▸ DATA:
━━━━━━━━

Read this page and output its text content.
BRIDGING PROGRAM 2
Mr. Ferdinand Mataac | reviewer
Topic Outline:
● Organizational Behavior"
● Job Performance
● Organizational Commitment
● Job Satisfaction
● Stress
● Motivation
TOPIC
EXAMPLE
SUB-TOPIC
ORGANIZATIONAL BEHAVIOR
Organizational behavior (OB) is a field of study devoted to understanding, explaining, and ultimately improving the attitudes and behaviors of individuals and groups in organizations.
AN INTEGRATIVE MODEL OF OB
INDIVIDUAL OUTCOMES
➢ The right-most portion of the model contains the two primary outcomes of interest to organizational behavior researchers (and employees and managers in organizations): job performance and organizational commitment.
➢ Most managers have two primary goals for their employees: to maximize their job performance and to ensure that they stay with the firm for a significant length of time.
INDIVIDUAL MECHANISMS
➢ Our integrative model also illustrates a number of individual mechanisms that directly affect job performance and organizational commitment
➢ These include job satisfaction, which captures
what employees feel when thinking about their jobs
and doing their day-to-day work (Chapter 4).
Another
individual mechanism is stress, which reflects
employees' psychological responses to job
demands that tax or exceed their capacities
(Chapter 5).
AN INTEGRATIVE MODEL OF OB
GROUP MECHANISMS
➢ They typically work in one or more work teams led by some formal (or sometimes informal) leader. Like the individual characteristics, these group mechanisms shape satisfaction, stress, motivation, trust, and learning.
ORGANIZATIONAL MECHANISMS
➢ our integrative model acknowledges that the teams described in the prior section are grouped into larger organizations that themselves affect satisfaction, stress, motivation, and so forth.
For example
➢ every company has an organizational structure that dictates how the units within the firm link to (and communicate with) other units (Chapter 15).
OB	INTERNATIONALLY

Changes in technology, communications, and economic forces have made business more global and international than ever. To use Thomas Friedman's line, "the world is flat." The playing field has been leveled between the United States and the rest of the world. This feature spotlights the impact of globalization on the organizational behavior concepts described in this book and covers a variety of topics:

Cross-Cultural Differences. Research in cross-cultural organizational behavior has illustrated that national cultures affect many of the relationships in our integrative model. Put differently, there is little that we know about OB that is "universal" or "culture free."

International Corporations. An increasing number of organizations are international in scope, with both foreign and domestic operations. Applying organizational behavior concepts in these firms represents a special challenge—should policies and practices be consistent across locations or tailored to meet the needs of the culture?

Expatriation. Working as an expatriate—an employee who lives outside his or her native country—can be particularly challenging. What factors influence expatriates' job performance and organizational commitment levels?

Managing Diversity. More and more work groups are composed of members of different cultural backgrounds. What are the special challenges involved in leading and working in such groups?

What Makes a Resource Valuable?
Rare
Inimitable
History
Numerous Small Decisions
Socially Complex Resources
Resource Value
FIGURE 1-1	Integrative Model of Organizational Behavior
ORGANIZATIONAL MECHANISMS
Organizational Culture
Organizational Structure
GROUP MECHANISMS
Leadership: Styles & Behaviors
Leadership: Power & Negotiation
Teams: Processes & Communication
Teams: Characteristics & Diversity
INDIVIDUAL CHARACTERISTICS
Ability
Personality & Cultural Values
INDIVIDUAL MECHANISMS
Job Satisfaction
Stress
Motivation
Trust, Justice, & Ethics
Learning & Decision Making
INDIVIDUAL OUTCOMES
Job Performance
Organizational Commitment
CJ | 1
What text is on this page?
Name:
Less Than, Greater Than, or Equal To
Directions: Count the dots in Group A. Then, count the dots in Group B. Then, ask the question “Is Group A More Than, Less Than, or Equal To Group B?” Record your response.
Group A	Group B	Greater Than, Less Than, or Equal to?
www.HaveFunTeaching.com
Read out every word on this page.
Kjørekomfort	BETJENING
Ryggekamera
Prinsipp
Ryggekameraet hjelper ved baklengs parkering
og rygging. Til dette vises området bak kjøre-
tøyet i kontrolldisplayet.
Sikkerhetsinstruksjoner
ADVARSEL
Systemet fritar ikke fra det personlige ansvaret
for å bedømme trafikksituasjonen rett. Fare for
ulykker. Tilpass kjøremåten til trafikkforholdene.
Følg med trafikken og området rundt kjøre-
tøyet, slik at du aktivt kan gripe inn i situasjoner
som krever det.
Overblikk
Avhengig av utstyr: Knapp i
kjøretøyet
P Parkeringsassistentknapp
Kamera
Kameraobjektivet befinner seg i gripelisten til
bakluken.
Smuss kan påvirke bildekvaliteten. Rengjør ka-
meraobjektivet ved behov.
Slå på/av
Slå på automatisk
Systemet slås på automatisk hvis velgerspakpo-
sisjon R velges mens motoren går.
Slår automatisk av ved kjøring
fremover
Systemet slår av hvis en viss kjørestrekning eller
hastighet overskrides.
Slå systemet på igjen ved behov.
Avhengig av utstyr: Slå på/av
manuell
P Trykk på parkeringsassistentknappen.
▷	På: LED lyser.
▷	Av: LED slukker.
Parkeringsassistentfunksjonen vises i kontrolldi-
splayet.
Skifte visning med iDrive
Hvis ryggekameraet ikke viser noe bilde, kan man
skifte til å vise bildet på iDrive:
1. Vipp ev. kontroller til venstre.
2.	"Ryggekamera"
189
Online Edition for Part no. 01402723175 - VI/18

━━━━━━━━

▸ INSTRUCTIONS TO FOLLOW:
Work out how many lines of the data hold the string "every". Reply with that number alone.

▸ RESPONSE TO THE EXERCISE:
2